Extracted data entries
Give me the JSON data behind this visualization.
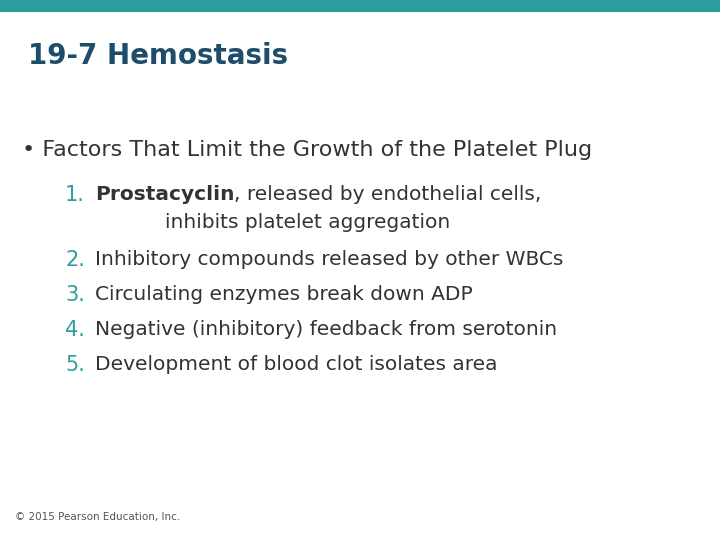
{
  "title": "19-7 Hemostasis",
  "title_color": "#1e4d6b",
  "title_fontsize": 20,
  "background_color": "#ffffff",
  "top_bar_color": "#2a9d9e",
  "bullet_text": "Factors That Limit the Growth of the Platelet Plug",
  "bullet_color": "#333333",
  "bullet_fontsize": 16,
  "number_color": "#2a9d9e",
  "number_fontsize": 15,
  "items": [
    {
      "num": "1.",
      "bold_part": "Prostacyclin",
      "rest": ", released by endothelial cells,",
      "continuation": "inhibits platelet aggregation",
      "has_continuation": true
    },
    {
      "num": "2.",
      "bold_part": "",
      "rest": "Inhibitory compounds released by other WBCs",
      "continuation": "",
      "has_continuation": false
    },
    {
      "num": "3.",
      "bold_part": "",
      "rest": "Circulating enzymes break down ADP",
      "continuation": "",
      "has_continuation": false
    },
    {
      "num": "4.",
      "bold_part": "",
      "rest": "Negative (inhibitory) feedback from serotonin",
      "continuation": "",
      "has_continuation": false
    },
    {
      "num": "5.",
      "bold_part": "",
      "rest": "Development of blood clot isolates area",
      "continuation": "",
      "has_continuation": false
    }
  ],
  "footer_text": "© 2015 Pearson Education, Inc.",
  "footer_fontsize": 7.5,
  "footer_color": "#555555",
  "item_text_color": "#333333",
  "item_fontsize": 14.5
}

* What to do
Every line above should be duplicated exactly; the pictures are to be left out.

* Solution to this exercise
Give me the JSON data behind this visualization.
{
  "title": "19-7 Hemostasis",
  "title_color": "#1e4d6b",
  "title_fontsize": 20,
  "background_color": "#ffffff",
  "top_bar_color": "#2a9d9e",
  "bullet_text": "Factors That Limit the Growth of the Platelet Plug",
  "bullet_color": "#333333",
  "bullet_fontsize": 16,
  "number_color": "#2a9d9e",
  "number_fontsize": 15,
  "items": [
    {
      "num": "1.",
      "bold_part": "Prostacyclin",
      "rest": ", released by endothelial cells,",
      "continuation": "inhibits platelet aggregation",
      "has_continuation": true
    },
    {
      "num": "2.",
      "bold_part": "",
      "rest": "Inhibitory compounds released by other WBCs",
      "continuation": "",
      "has_continuation": false
    },
    {
      "num": "3.",
      "bold_part": "",
      "rest": "Circulating enzymes break down ADP",
      "continuation": "",
      "has_continuation": false
    },
    {
      "num": "4.",
      "bold_part": "",
      "rest": "Negative (inhibitory) feedback from serotonin",
      "continuation": "",
      "has_continuation": false
    },
    {
      "num": "5.",
      "bold_part": "",
      "rest": "Development of blood clot isolates area",
      "continuation": "",
      "has_continuation": false
    }
  ],
  "footer_text": "© 2015 Pearson Education, Inc.",
  "footer_fontsize": 7.5,
  "footer_color": "#555555",
  "item_text_color": "#333333",
  "item_fontsize": 14.5
}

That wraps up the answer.